## Goal of the exercise
Determine how many lines of the records include "artificielle", and answer with the number alone.

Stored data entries
# # # # #

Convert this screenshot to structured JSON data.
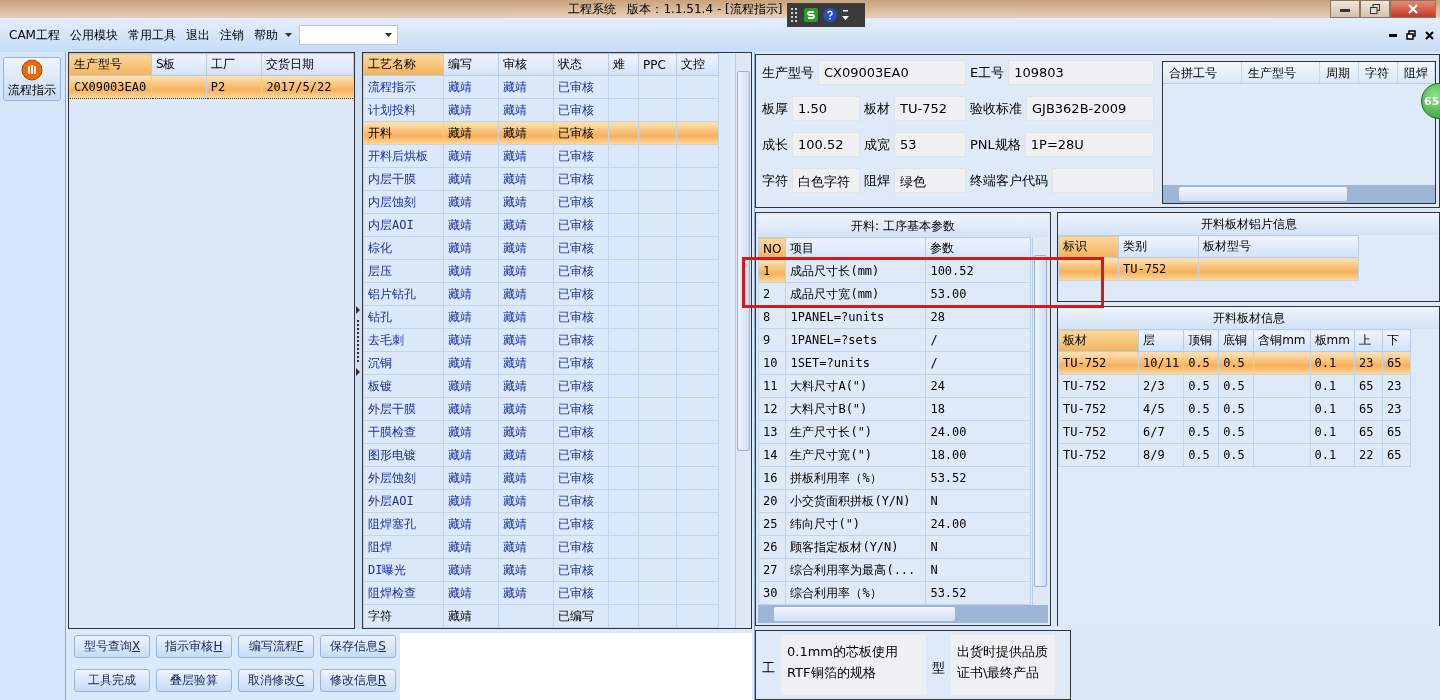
{
  "window": {
    "title": "工程系统   版本：1.1.51.4 - [流程指示]"
  },
  "menu": [
    "CAM工程",
    "公用模块",
    "常用工具",
    "退出",
    "注销",
    "帮助"
  ],
  "nav": {
    "label": "流程指示"
  },
  "orders": {
    "columns": [
      "生产型号",
      "S板",
      "工厂",
      "交货日期"
    ],
    "rows": [
      {
        "cells": [
          "CX09003EA0",
          "",
          "P2",
          "2017/5/22"
        ],
        "selected": true
      }
    ]
  },
  "process": {
    "columns": [
      "工艺名称",
      "编写",
      "审核",
      "状态",
      "难",
      "PPC",
      "文控"
    ],
    "rows": [
      {
        "cells": [
          "流程指示",
          "藏靖",
          "藏靖",
          "已审核"
        ],
        "selected": false,
        "reviewed": true
      },
      {
        "cells": [
          "计划投料",
          "藏靖",
          "藏靖",
          "已审核"
        ],
        "selected": false,
        "reviewed": true
      },
      {
        "cells": [
          "开料",
          "藏靖",
          "藏靖",
          "已审核"
        ],
        "selected": true,
        "reviewed": true
      },
      {
        "cells": [
          "开料后烘板",
          "藏靖",
          "藏靖",
          "已审核"
        ],
        "selected": false,
        "reviewed": true
      },
      {
        "cells": [
          "内层干膜",
          "藏靖",
          "藏靖",
          "已审核"
        ],
        "selected": false,
        "reviewed": true
      },
      {
        "cells": [
          "内层蚀刻",
          "藏靖",
          "藏靖",
          "已审核"
        ],
        "selected": false,
        "reviewed": true
      },
      {
        "cells": [
          "内层AOI",
          "藏靖",
          "藏靖",
          "已审核"
        ],
        "selected": false,
        "reviewed": true
      },
      {
        "cells": [
          "棕化",
          "藏靖",
          "藏靖",
          "已审核"
        ],
        "selected": false,
        "reviewed": true
      },
      {
        "cells": [
          "层压",
          "藏靖",
          "藏靖",
          "已审核"
        ],
        "selected": false,
        "reviewed": true
      },
      {
        "cells": [
          "铝片钻孔",
          "藏靖",
          "藏靖",
          "已审核"
        ],
        "selected": false,
        "reviewed": true
      },
      {
        "cells": [
          "钻孔",
          "藏靖",
          "藏靖",
          "已审核"
        ],
        "selected": false,
        "reviewed": true
      },
      {
        "cells": [
          "去毛刺",
          "藏靖",
          "藏靖",
          "已审核"
        ],
        "selected": false,
        "reviewed": true
      },
      {
        "cells": [
          "沉铜",
          "藏靖",
          "藏靖",
          "已审核"
        ],
        "selected": false,
        "reviewed": true
      },
      {
        "cells": [
          "板镀",
          "藏靖",
          "藏靖",
          "已审核"
        ],
        "selected": false,
        "reviewed": true
      },
      {
        "cells": [
          "外层干膜",
          "藏靖",
          "藏靖",
          "已审核"
        ],
        "selected": false,
        "reviewed": true
      },
      {
        "cells": [
          "干膜检查",
          "藏靖",
          "藏靖",
          "已审核"
        ],
        "selected": false,
        "reviewed": true
      },
      {
        "cells": [
          "图形电镀",
          "藏靖",
          "藏靖",
          "已审核"
        ],
        "selected": false,
        "reviewed": true
      },
      {
        "cells": [
          "外层蚀刻",
          "藏靖",
          "藏靖",
          "已审核"
        ],
        "selected": false,
        "reviewed": true
      },
      {
        "cells": [
          "外层AOI",
          "藏靖",
          "藏靖",
          "已审核"
        ],
        "selected": false,
        "reviewed": true
      },
      {
        "cells": [
          "阻焊塞孔",
          "藏靖",
          "藏靖",
          "已审核"
        ],
        "selected": false,
        "reviewed": true
      },
      {
        "cells": [
          "阻焊",
          "藏靖",
          "藏靖",
          "已审核"
        ],
        "selected": false,
        "reviewed": true
      },
      {
        "cells": [
          "DI曝光",
          "藏靖",
          "藏靖",
          "已审核"
        ],
        "selected": false,
        "reviewed": true
      },
      {
        "cells": [
          "阻焊检查",
          "藏靖",
          "藏靖",
          "已审核"
        ],
        "selected": false,
        "reviewed": true
      },
      {
        "cells": [
          "字符",
          "藏靖",
          "",
          "已编写"
        ],
        "selected": false,
        "reviewed": false
      }
    ]
  },
  "buttons": [
    {
      "label": "型号查询",
      "key": "X"
    },
    {
      "label": "指示审核",
      "key": "H"
    },
    {
      "label": "编写流程",
      "key": "F"
    },
    {
      "label": "保存信息",
      "key": "S"
    },
    {
      "label": "工具完成"
    },
    {
      "label": "叠层验算"
    },
    {
      "label": "取消修改",
      "key": "C"
    },
    {
      "label": "修改信息",
      "key": "R"
    }
  ],
  "info_form": {
    "top": [
      {
        "label": "生产型号",
        "value": "CX09003EA0"
      },
      {
        "label": "E工号",
        "value": "109803"
      }
    ],
    "rows": [
      [
        {
          "label": "板厚",
          "value": "1.50"
        },
        {
          "label": "板材",
          "value": "TU-752"
        },
        {
          "label": "验收标准",
          "value": "GJB362B-2009"
        }
      ],
      [
        {
          "label": "成长",
          "value": "100.52"
        },
        {
          "label": "成宽",
          "value": "53"
        },
        {
          "label": "PNL规格",
          "value": "1P=28U"
        }
      ],
      [
        {
          "label": "字符",
          "value": "白色字符"
        },
        {
          "label": "阻焊",
          "value": "绿色"
        },
        {
          "label": "终端客户代码"
        }
      ]
    ]
  },
  "merge_table": {
    "columns": [
      "合拼工号",
      "生产型号",
      "周期",
      "字符",
      "阻焊"
    ]
  },
  "badge": "65",
  "params": {
    "title": "开料: 工序基本参数",
    "columns": [
      "NO",
      "项目",
      "参数"
    ],
    "rows": [
      {
        "cells": [
          "1",
          "成品尺寸长(mm)",
          "100.52"
        ],
        "selected": true
      },
      {
        "cells": [
          "2",
          "成品尺寸宽(mm)",
          "53.00"
        ],
        "selected": false
      },
      {
        "cells": [
          "8",
          "1PANEL=?units",
          "28"
        ],
        "selected": false
      },
      {
        "cells": [
          "9",
          "1PANEL=?sets",
          "/"
        ],
        "selected": false
      },
      {
        "cells": [
          "10",
          "1SET=?units",
          "/"
        ],
        "selected": false
      },
      {
        "cells": [
          "11",
          "大料尺寸A(\")",
          "24"
        ],
        "selected": false
      },
      {
        "cells": [
          "12",
          "大料尺寸B(\")",
          "18"
        ],
        "selected": false
      },
      {
        "cells": [
          "13",
          "生产尺寸长(\")",
          "24.00"
        ],
        "selected": false
      },
      {
        "cells": [
          "14",
          "生产尺寸宽(\")",
          "18.00"
        ],
        "selected": false
      },
      {
        "cells": [
          "16",
          "拼板利用率（%）",
          "53.52"
        ],
        "selected": false
      },
      {
        "cells": [
          "20",
          "小交货面积拼板(Y/N)",
          "N"
        ],
        "selected": false
      },
      {
        "cells": [
          "25",
          "纬向尺寸(\")",
          "24.00"
        ],
        "selected": false
      },
      {
        "cells": [
          "26",
          "顾客指定板材(Y/N)",
          "N"
        ],
        "selected": false
      },
      {
        "cells": [
          "27",
          "综合利用率为最高(...",
          "N"
        ],
        "selected": false
      },
      {
        "cells": [
          "30",
          "综合利用率（%）",
          "53.52"
        ],
        "selected": false
      }
    ]
  },
  "aluminum": {
    "title": "开料板材铝片信息",
    "columns": [
      "标识",
      "类别",
      "板材型号"
    ],
    "rows": [
      {
        "cells": [
          "",
          "TU-752",
          ""
        ],
        "selected": true
      }
    ]
  },
  "sheets": {
    "title": "开料板材信息",
    "columns": [
      "板材",
      "层",
      "顶铜",
      "底铜",
      "含铜mm",
      "板mm",
      "上",
      "下"
    ],
    "rows": [
      {
        "cells": [
          "TU-752",
          "10/11",
          "0.5",
          "0.5",
          "",
          "0.1",
          "23",
          "65"
        ],
        "selected": true
      },
      {
        "cells": [
          "TU-752",
          "2/3",
          "0.5",
          "0.5",
          "",
          "0.1",
          "65",
          "23"
        ],
        "selected": false
      },
      {
        "cells": [
          "TU-752",
          "4/5",
          "0.5",
          "0.5",
          "",
          "0.1",
          "65",
          "23"
        ],
        "selected": false
      },
      {
        "cells": [
          "TU-752",
          "6/7",
          "0.5",
          "0.5",
          "",
          "0.1",
          "65",
          "65"
        ],
        "selected": false
      },
      {
        "cells": [
          "TU-752",
          "8/9",
          "0.5",
          "0.5",
          "",
          "0.1",
          "22",
          "65"
        ],
        "selected": false
      }
    ]
  },
  "notes": [
    {
      "label": "工",
      "text": "0.1mm的芯板使用RTF铜箔的规格"
    },
    {
      "label": "型",
      "text": "出货时提供品质证书\\最终产品"
    }
  ]
}
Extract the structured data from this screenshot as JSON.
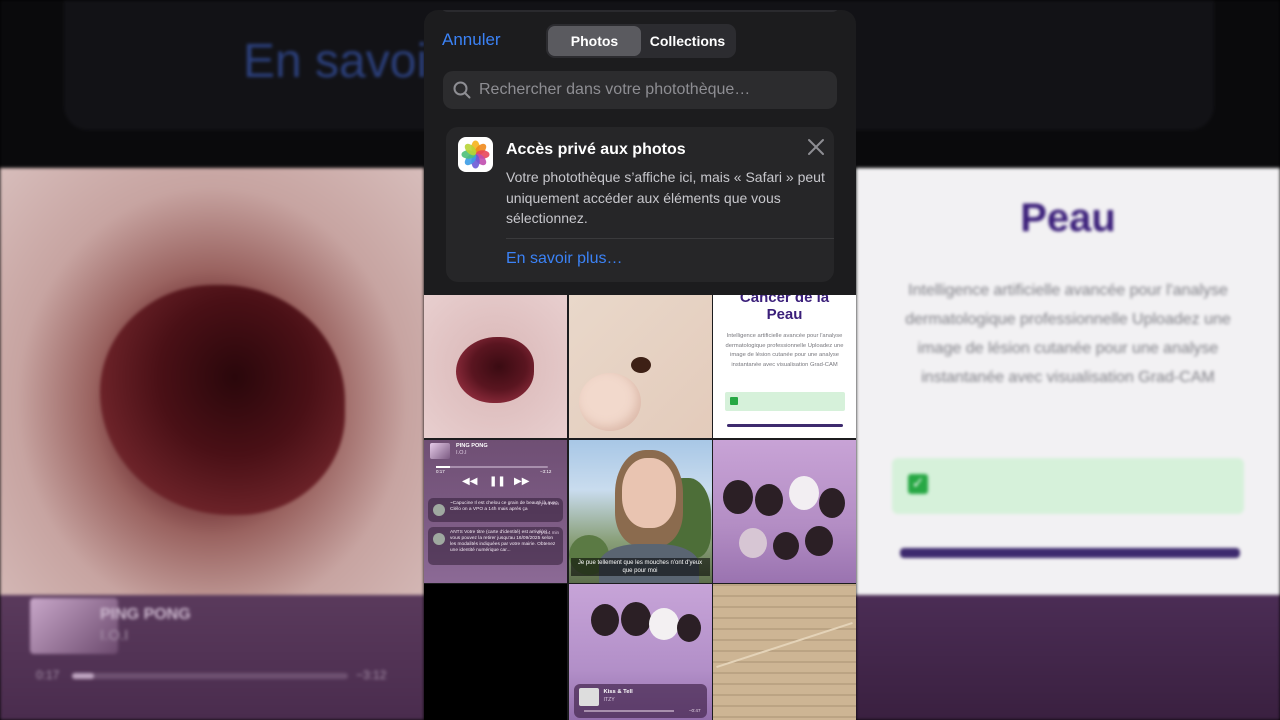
{
  "background": {
    "top_text": "En savoir",
    "music_title": "PING PONG",
    "music_artist": "I.O.I",
    "music_time_elapsed": "0:17",
    "music_time_remaining": "−3:12",
    "right_title": "Peau",
    "right_subtitle": "Intelligence artificielle avancée pour l'analyse dermatologique professionnelle Uploadez une image de lésion cutanée pour une analyse instantanée avec visualisation Grad-CAM"
  },
  "header": {
    "cancel_label": "Annuler",
    "tabs": [
      {
        "label": "Photos",
        "active": true
      },
      {
        "label": "Collections",
        "active": false
      }
    ]
  },
  "search": {
    "placeholder": "Rechercher dans votre photothèque…"
  },
  "banner": {
    "title": "Accès privé aux photos",
    "body": "Votre photothèque s’affiche ici, mais « Safari » peut uniquement accéder aux éléments que vous sélectionnez.",
    "link": "En savoir plus…"
  },
  "grid": {
    "web_title_1": "Cancer de la",
    "web_title_2": "Peau",
    "web_sub": "Intelligence artificielle avancée pour l'analyse dermatologique professionnelle Uploadez une image de lésion cutanée pour une analyse instantanée avec visualisation Grad-CAM",
    "music_title": "PING PONG",
    "music_artist": "I.O.I",
    "music_elapsed": "0:17",
    "music_remaining": "−3:12",
    "notif1_text": "~Capucine Il est chelou ce grain de beauté là avec Clélo on a VPO a 14h mais après ça",
    "notif1_time": "il y a 1 min",
    "notif2_text": "ANTS Votre titre (carte d'identité) est arrivé(e), vous pouvez la retirer jusqu'au 16/09/2025 selon les modalités indiquées par votre mairie. Obtenez une identité numérique car...",
    "notif2_time": "il y a 4 min",
    "selfie_caption": "Je pue tellement que les mouches n'ont d'yeux que pour moi",
    "mini_title": "Kiss & Tell",
    "mini_artist": "ITZY",
    "mini_elapsed": "1:00",
    "mini_remaining": "−0:47"
  },
  "colors": {
    "accent": "#3b82f6",
    "sheet": "#1c1c1e",
    "field": "#2c2c2e"
  }
}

# # # # #

## Answer to the task
2